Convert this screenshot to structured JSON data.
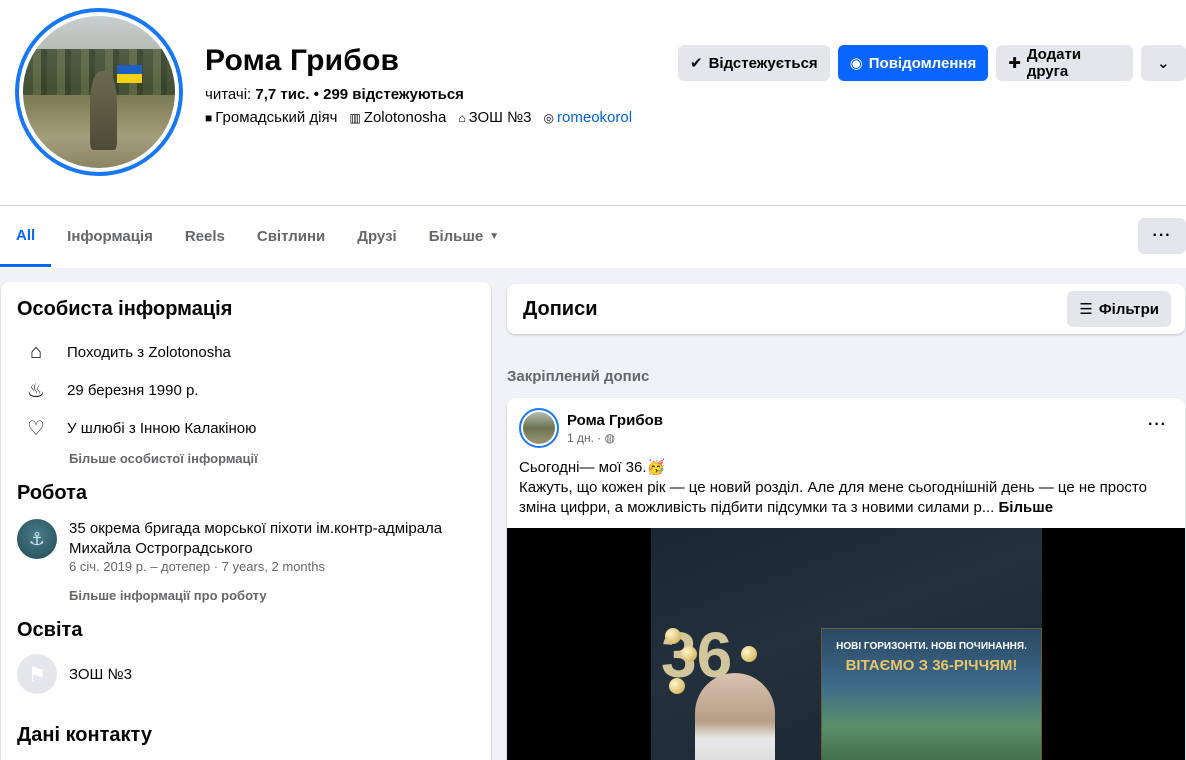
{
  "profile": {
    "name": "Рома Грибов",
    "followers_label": "читачі:",
    "followers_count": "7,7 тис.",
    "following_text": "• 299 відстежуються",
    "tags": [
      {
        "icon": "briefcase-icon",
        "text": "Громадський діяч"
      },
      {
        "icon": "building-icon",
        "text": "Zolotonosha"
      },
      {
        "icon": "school-icon",
        "text": "ЗОШ №3"
      },
      {
        "icon": "instagram-icon",
        "text": "romeokorol"
      }
    ],
    "flag_colors": [
      "#1f5fbf",
      "#f5d20b"
    ]
  },
  "actions": {
    "following": "Відстежується",
    "message": "Повідомлення",
    "add_friend": "Додати друга"
  },
  "tabs": [
    "All",
    "Інформація",
    "Reels",
    "Світлини",
    "Друзі",
    "Більше"
  ],
  "intro": {
    "personal_title": "Особиста інформація",
    "from": "Походить з Zolotonosha",
    "birthday": "29 березня 1990 р.",
    "relationship_prefix": "У шлюбі з ",
    "relationship_name": "Інною Калакіною",
    "personal_more": "Більше особистої інформації",
    "work_title": "Робота",
    "work_name": "35 окрема бригада морської піхоти ім.контр-адмірала Михайла Остроградського",
    "work_dates": "6 січ. 2019 р. – дотепер · 7 years, 2 months",
    "work_more": "Більше інформації про роботу",
    "edu_title": "Освіта",
    "school": "ЗОШ №3",
    "contacts_title": "Дані контакту"
  },
  "posts": {
    "title": "Дописи",
    "filters": "Фільтри",
    "pinned_label": "Закріплений допис",
    "post": {
      "author": "Рома Грибов",
      "time": "1 дн. ·",
      "line1": "Сьогодні— мої 36.🥳",
      "line2": "Кажуть, що кожен рік — це новий розділ. Але для мене сьогоднішній день — це не просто зміна цифри, а можливість підбити підсумки та з новими силами р...",
      "more": "Більше",
      "banner_line1": "НОВІ ГОРИЗОНТИ. НОВІ ПОЧИНАННЯ.",
      "banner_line2": "ВІТАЄМО З 36-РІЧЧЯМ!",
      "decor_number": "36"
    }
  },
  "colors": {
    "accent": "#0866ff",
    "ring": "#1877f2",
    "bg": "#f0f2f5"
  }
}
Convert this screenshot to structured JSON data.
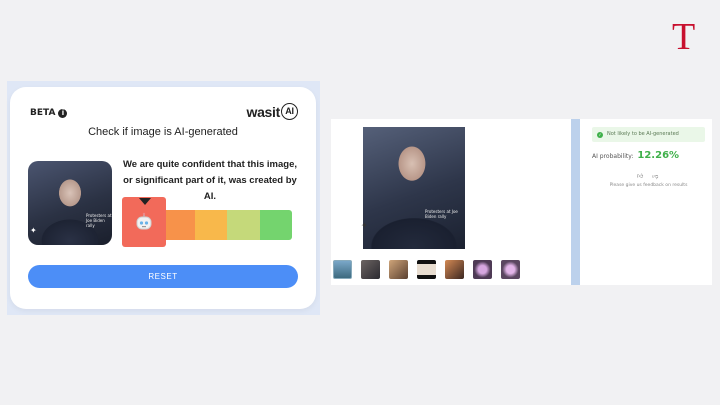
{
  "brand": {
    "mark": "T",
    "color": "#c8102e"
  },
  "detector_card": {
    "beta_label": "BETA",
    "info_icon": "info-icon",
    "logo_text": "wasit",
    "logo_ai": "AI",
    "title": "Check if image is AI-generated",
    "thumbnail_caption": "Protesters at Joe Biden rally",
    "verdict_text": "We are quite confident that this image, or significant part of it, was created by AI.",
    "meter_colors": [
      "#f26a5a",
      "#f7924a",
      "#f8b84b",
      "#c5d97a",
      "#74d46e"
    ],
    "meter_level_segment": 1,
    "marker_icon": "robot-icon",
    "reset_label": "RESET",
    "accent_color": "#4c8ef7"
  },
  "screenshot_panel": {
    "photo_caption": "Protesters at Joe Biden rally",
    "thumbnail_count": 7,
    "result_badge": "Not likely to be AI-generated",
    "probability_label": "AI probability:",
    "probability_value": "12.26%",
    "feedback_text": "Please give us feedback on results",
    "thumbs_up_icon": "thumbs-up-icon",
    "thumbs_down_icon": "thumbs-down-icon",
    "result_color": "#3fb04a"
  }
}
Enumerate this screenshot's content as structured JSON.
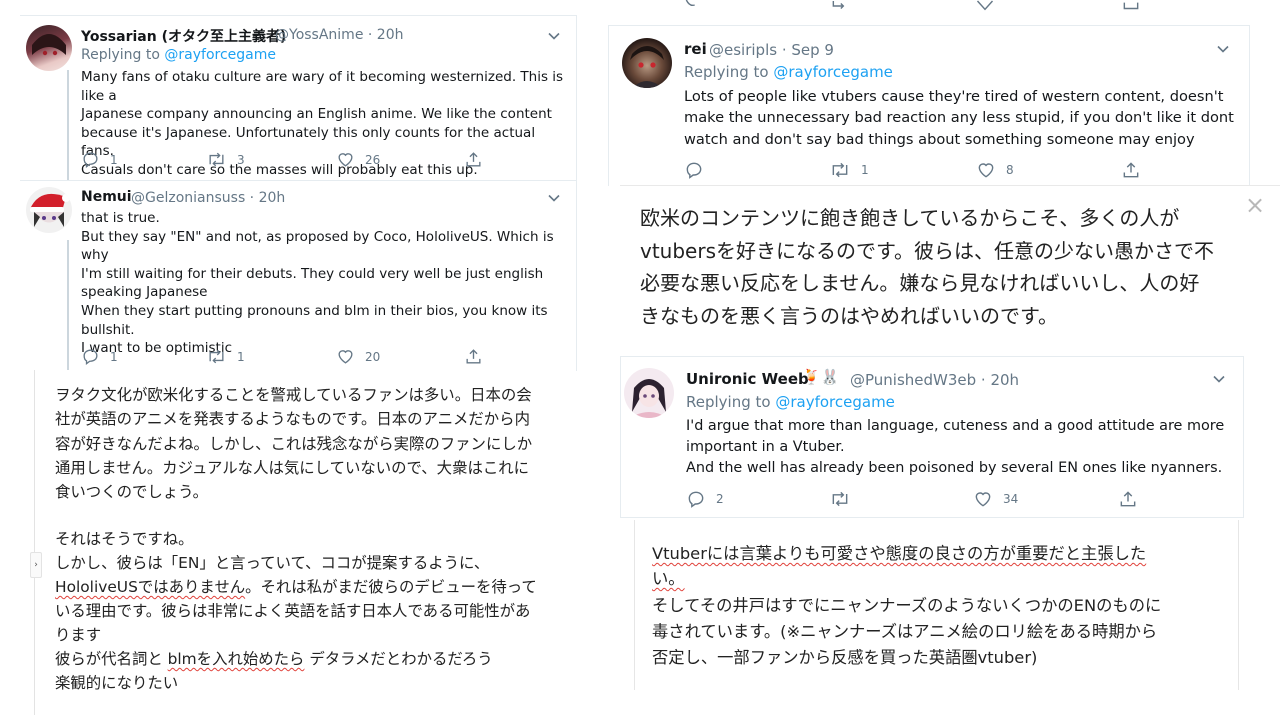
{
  "left": {
    "tweet1": {
      "name": "Yossarian (オタク至上主義者)",
      "handle": "@YossAnime · 20h",
      "replying_prefix": "Replying to ",
      "replying_to": "@rayforcegame",
      "text": "Many fans of otaku culture are wary of it becoming westernized. This is like a\nJapanese company announcing an English anime. We like the content\nbecause it's Japanese. Unfortunately this only counts for the actual fans.\nCasuals don't care so the masses will probably eat this up.",
      "replies": "1",
      "retweets": "3",
      "likes": "26"
    },
    "tweet2": {
      "name": "Nemui",
      "handle": "@Gelzoniansuss · 20h",
      "text": "that is true.\nBut they say \"EN\" and not, as proposed by Coco, HololiveUS. Which is why\nI'm still waiting for their debuts. They could very well be just english\nspeaking Japanese\nWhen they start putting pronouns and blm in their bios, you know its\nbullshit.\nI want to be optimistic",
      "replies": "1",
      "retweets": "1",
      "likes": "20"
    },
    "translation": {
      "para1": "ヲタク文化が欧米化することを警戒しているファンは多い。日本の会\n社が英語のアニメを発表するようなものです。日本のアニメだから内\n容が好きなんだよね。しかし、これは残念ながら実際のファンにしか\n通用しません。カジュアルな人は気にしていないので、大衆はこれに\n食いつくのでしょう。",
      "line1": "それはそうですね。",
      "line2": "しかし、彼らは「EN」と言っていて、ココが提案するように、",
      "line3a": "HololiveUSではありません",
      "line3b": "。それは私がまだ彼らのデビューを待って",
      "line4": "いる理由です。彼らは非常によく英語を話す日本人である可能性があ",
      "line5": "ります",
      "line6a": "彼らが代名詞と ",
      "line6b": "blmを入れ始めたら",
      "line6c": " デタラメだとわかるだろう",
      "line7": "楽観的になりたい"
    }
  },
  "right": {
    "tweet3": {
      "name": "rei",
      "handle": "@esiripls · Sep 9",
      "replying_prefix": "Replying to ",
      "replying_to": "@rayforcegame",
      "text": "Lots of people like vtubers cause they're tired of western content, doesn't\nmake the unnecessary bad reaction any less stupid, if you don't like it dont\nwatch and don't say bad things about something someone may enjoy",
      "replies": "",
      "retweets": "1",
      "likes": "8"
    },
    "translation1": {
      "text": "欧米のコンテンツに飽き飽きしているからこそ、多くの人が\nvtubersを好きになるのです。彼らは、任意の少ない愚かさで不\n必要な悪い反応をしません。嫌なら見なければいいし、人の好\nきなものを悪く言うのはやめればいいのです。",
      "close_symbol": "×"
    },
    "tweet4": {
      "name": "Unironic Weeb",
      "emoji": "🍹🐰",
      "handle": "@PunishedW3eb · 20h",
      "replying_prefix": "Replying to ",
      "replying_to": "@rayforcegame",
      "text": "I'd argue that more than language, cuteness and a good attitude are more\nimportant in a Vtuber.\nAnd the well has already been poisoned by several EN ones like nyanners.",
      "replies": "2",
      "retweets": "",
      "likes": "34"
    },
    "translation2": {
      "line1": "Vtuberには言葉よりも可愛さや態度の良さの方が重要だと主張した",
      "line2": "い。",
      "line3": "そしてその井戸はすでにニャンナーズのようないくつかのENのものに",
      "line4": "毒されています。(※ニャンナーズはアニメ絵のロリ絵をある時期から",
      "line5": "否定し、一部ファンから反感を買った英語圏vtuber)"
    }
  },
  "colors": {
    "link": "#1da1f2",
    "muted": "#657786",
    "text": "#14171a",
    "border": "#e6ecf0",
    "spellcheck": "#e0413a"
  },
  "icons": [
    "reply-icon",
    "retweet-icon",
    "like-icon",
    "share-icon",
    "chevron-down-icon",
    "close-icon"
  ]
}
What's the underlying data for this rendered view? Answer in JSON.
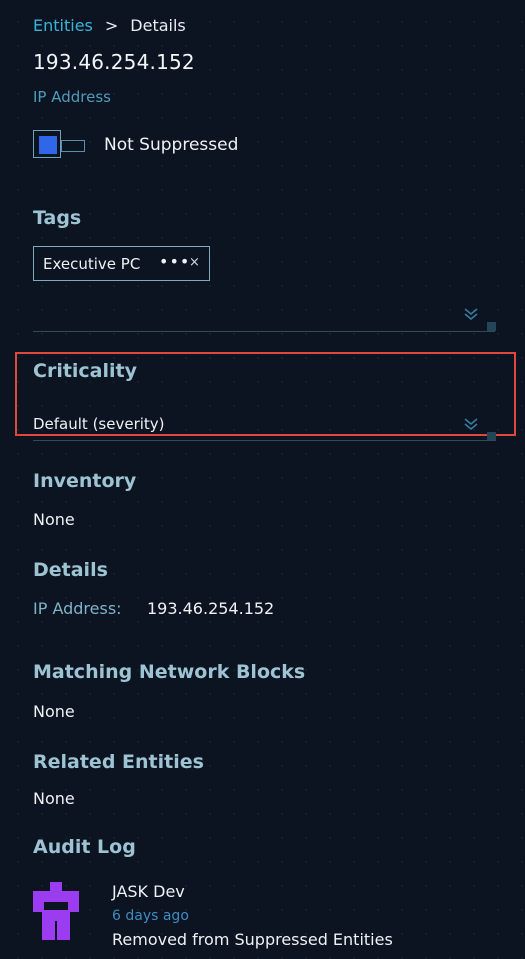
{
  "breadcrumb": {
    "link": "Entities",
    "separator": ">",
    "current": "Details"
  },
  "entity": {
    "title": "193.46.254.152",
    "type": "IP Address"
  },
  "suppression": {
    "label": "Not Suppressed",
    "toggle_color": "#2f67e8"
  },
  "tags": {
    "heading": "Tags",
    "items": [
      {
        "label": "Executive PC",
        "more": "•••",
        "remove": "×"
      }
    ]
  },
  "criticality": {
    "heading": "Criticality",
    "selected": "Default (severity)"
  },
  "inventory": {
    "heading": "Inventory",
    "value": "None"
  },
  "details": {
    "heading": "Details",
    "label": "IP Address:",
    "value": "193.46.254.152"
  },
  "matching_network_blocks": {
    "heading": "Matching Network Blocks",
    "value": "None"
  },
  "related_entities": {
    "heading": "Related Entities",
    "value": "None"
  },
  "audit_log": {
    "heading": "Audit Log",
    "entries": [
      {
        "user": "JASK Dev",
        "time": "6 days ago",
        "message": "Removed from Suppressed Entities",
        "avatar_color": "#9b3cf0"
      }
    ]
  },
  "colors": {
    "accent": "#3ab3da",
    "highlight": "#e0483d",
    "background": "#0b1420"
  }
}
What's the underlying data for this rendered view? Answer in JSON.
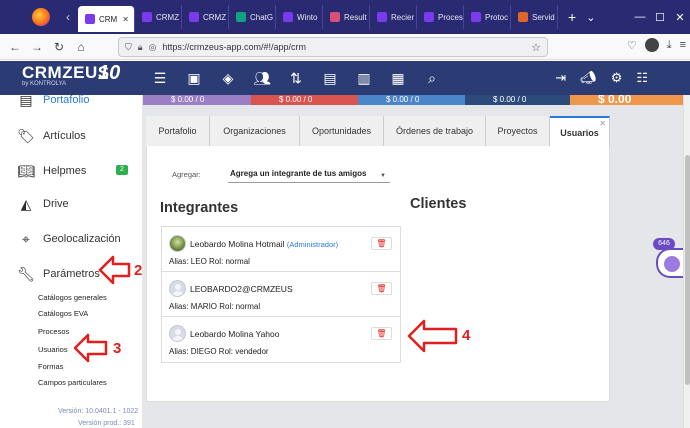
{
  "browser": {
    "tabs": [
      {
        "label": "CRM",
        "color": "#7c3aed",
        "active": true
      },
      {
        "label": "CRMZ",
        "color": "#7c3aed"
      },
      {
        "label": "CRMZ",
        "color": "#7c3aed"
      },
      {
        "label": "ChatG",
        "color": "#10a37f"
      },
      {
        "label": "Winto",
        "color": "#7c3aed"
      },
      {
        "label": "Result",
        "color": "#d94f7a"
      },
      {
        "label": "Recier",
        "color": "#7c3aed"
      },
      {
        "label": "Proces",
        "color": "#7c3aed"
      },
      {
        "label": "Protoc",
        "color": "#7c3aed"
      },
      {
        "label": "Servid",
        "color": "#e0662a"
      }
    ],
    "url": "https://crmzeus-app.com/#!/app/crm",
    "profile_initial": "Z"
  },
  "app": {
    "brand": "CRMZEUS",
    "brand_sub": "by KONTROLYA",
    "ten": "10"
  },
  "stats": [
    {
      "value": "$ 0.00 / 0",
      "color": "#9b7fc4"
    },
    {
      "value": "$ 0.00 / 0",
      "color": "#d9544f"
    },
    {
      "value": "$ 0.00 / 0",
      "color": "#4a84c9"
    },
    {
      "value": "$ 0.00 / 0",
      "color": "#2d4b7a"
    },
    {
      "value": "$ 0.00",
      "color": "#f0964a"
    }
  ],
  "sidebar": {
    "items": [
      {
        "label": "Portafolio",
        "icon": "portfolio-icon"
      },
      {
        "label": "Artículos",
        "icon": "tag-icon"
      },
      {
        "label": "Helpmes",
        "icon": "book-icon",
        "badge": "2"
      },
      {
        "label": "Drive",
        "icon": "drive-icon"
      },
      {
        "label": "Geolocalización",
        "icon": "map-pin-icon"
      },
      {
        "label": "Parámetros",
        "icon": "wrench-icon"
      }
    ],
    "sub_items": [
      "Catálogos generales",
      "Catálogos EVA",
      "Procesos",
      "Usuarios",
      "Formas",
      "Campos particulares"
    ],
    "version": "Versión: 10.0401.1 - 1022",
    "version2": "Versión prod.: 391"
  },
  "main": {
    "tabs": [
      {
        "label": "Portafolio"
      },
      {
        "label": "Organizaciones"
      },
      {
        "label": "Oportunidades"
      },
      {
        "label": "Órdenes de trabajo"
      },
      {
        "label": "Proyectos"
      },
      {
        "label": "Usuarios",
        "active": true
      }
    ],
    "agregar_label": "Agregar:",
    "agregar_value": "Agrega un integrante de tus amigos",
    "integrantes_title": "Integrantes",
    "clientes_title": "Clientes",
    "members": [
      {
        "name": "Leobardo Molina Hotmail",
        "role": "(Administrador)",
        "alias": "Alias: LEO Rol: normal",
        "photo": true
      },
      {
        "name": "LEOBARDO2@CRMZEUS",
        "role": "",
        "alias": "Alias: MARIO Rol: normal",
        "photo": false
      },
      {
        "name": "Leobardo Molina Yahoo",
        "role": "",
        "alias": "Alias: DIEGO Rol: vendedor",
        "photo": false
      }
    ]
  },
  "widget": {
    "badge": "646"
  },
  "annotations": {
    "two": "2",
    "three": "3",
    "four": "4"
  }
}
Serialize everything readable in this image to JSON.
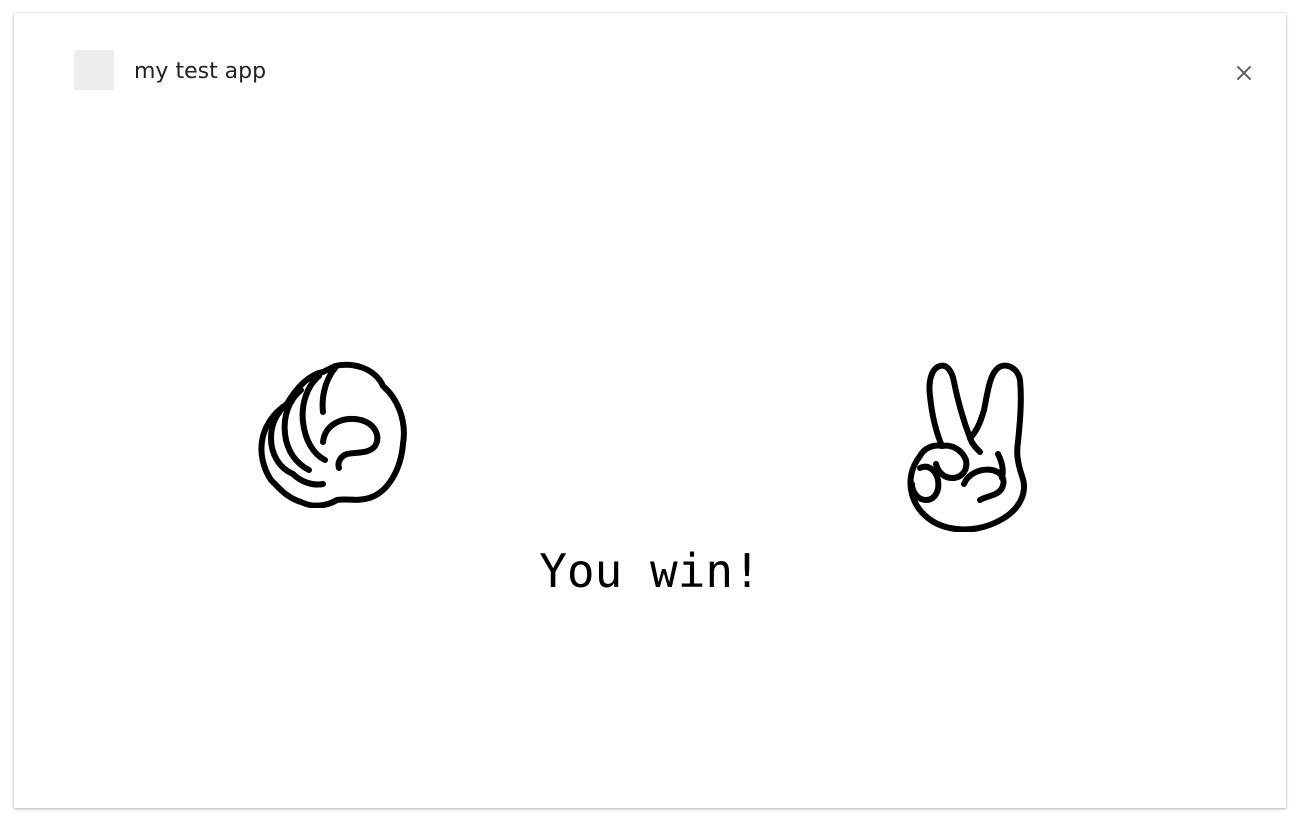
{
  "window": {
    "title": "my test app",
    "close_icon": "close-icon",
    "app_icon": "app-icon-placeholder"
  },
  "game": {
    "player_hand": "rock",
    "opponent_hand": "scissors",
    "result": "You win!"
  }
}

* * * * * * * * *

List each line of the records that holds the string "Zolotonosha".

        "text": "Zolotonosha"
    "from": "Походить з Zolotonosha",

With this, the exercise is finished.